Among the lines below, which ones contain the word "Tasmania"? Copy every such line.

Dataset entries
┌────────

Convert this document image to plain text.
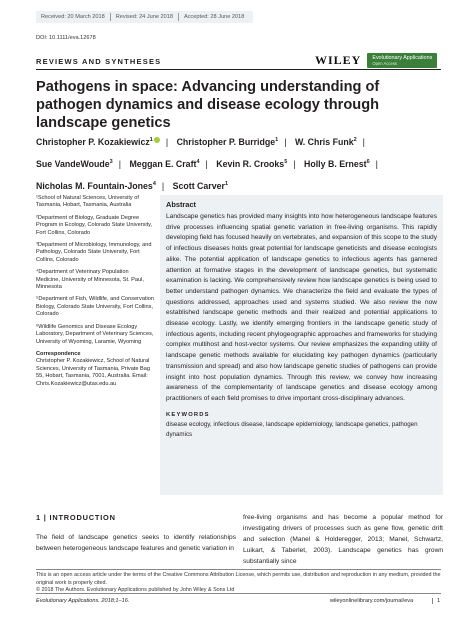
Received: 20 March 2018	Revised: 24 June 2018	Accepted: 28 June 2018
DOI: 10.1111/eva.12678
REVIEWS AND SYNTHESES	WILEY	Evolutionary Applications
Open Access
Pathogens in space: Advancing understanding of pathogen dynamics and disease ecology through landscape genetics
Christopher P. Kozakiewicz$^1$ | Christopher P. Burridge$^1$ | W. Chris Funk$^2$ |
Sue VandeWoude$^3$ | Meggan E. Craft$^4$ | Kevin R. Crooks$^5$ | Holly B. Ernest$^6$ |
Nicholas M. Fountain-Jones$^4$ | Scott Carver$^1$

¹School of Natural Sciences, University of Tasmania, Hobart, Tasmania, Australia

²Department of Biology, Graduate Degree Program in Ecology, Colorado State University, Fort Collins, Colorado

³Department of Microbiology, Immunology, and Pathology, Colorado State University, Fort Collins, Colorado

⁴Department of Veterinary Population Medicine, University of Minnesota, St. Paul, Minnesota

⁵Department of Fish, Wildlife, and Conservation Biology, Colorado State University, Fort Collins, Colorado

⁶Wildlife Genomics and Disease Ecology Laboratory, Department of Veterinary Sciences, University of Wyoming, Laramie, Wyoming

Correspondence

Christopher P. Kozakiewicz, School of Natural Sciences, University of Tasmania, Private Bag 55, Hobart, Tasmania, 7001, Australia. Email: Chris.Kozakiewicz@utas.edu.au

Abstract
Landscape genetics has provided many insights into how heterogeneous landscape features drive processes influencing spatial genetic variation in free-living organisms. This rapidly developing field has focused heavily on vertebrates, and expansion of this scope to the study of infectious diseases holds great potential for landscape geneticists and disease ecologists alike. The potential application of landscape genetics to infectious agents has garnered attention at formative stages in the development of landscape genetics, but systematic examination is lacking. We comprehensively review how landscape genetics is being used to better understand pathogen dynamics. We characterize the field and evaluate the types of questions addressed, approaches used and systems studied. We also review the now established landscape genetic methods and their realized and potential applications to disease ecology. Lastly, we identify emerging frontiers in the landscape genetic study of infectious agents, including recent phylogeographic approaches and frameworks for studying complex multihost and host-vector systems. Our review emphasizes the expanding utility of landscape genetic methods available for elucidating key pathogen dynamics (particularly transmission and spread) and also how landscape genetic studies of pathogens can provide insight into host population dynamics. Through this review, we convey how increasing awareness of the complementarity of landscape genetics and disease ecology among practitioners of each field promises to drive important cross-disciplinary advances.
KEYWORDS
disease ecology, infectious disease, landscape epidemiology, landscape genetics, pathogen dynamics
1 | INTRODUCTION
The field of landscape genetics seeks to identify relationships between heterogeneous landscape features and genetic variation in
free-living organisms and has become a popular method for investigating drivers of processes such as gene flow, genetic drift and selection (Manel & Holderegger, 2013; Manel, Schwartz, Luikart, & Taberlet, 2003). Landscape genetics has grown substantially since
This is an open access article under the terms of the Creative Commons Attribution License, which permits use, distribution and reproduction in any medium, provided the original work is properly cited.
© 2018 The Authors. Evolutionary Applications published by John Wiley & Sons Ltd
Evolutionary Applications. 2018;1–16.	wileyonlinelibrary.com/journal/eva	1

└────────

Output for this task:
¹School of Natural Sciences, University of Tasmania, Hobart, Tasmania, Australia
Christopher P. Kozakiewicz, School of Natural Sciences, University of Tasmania, Private Bag 55, Hobart, Tasmania, 7001, Australia. Email: Chris.Kozakiewicz@utas.edu.au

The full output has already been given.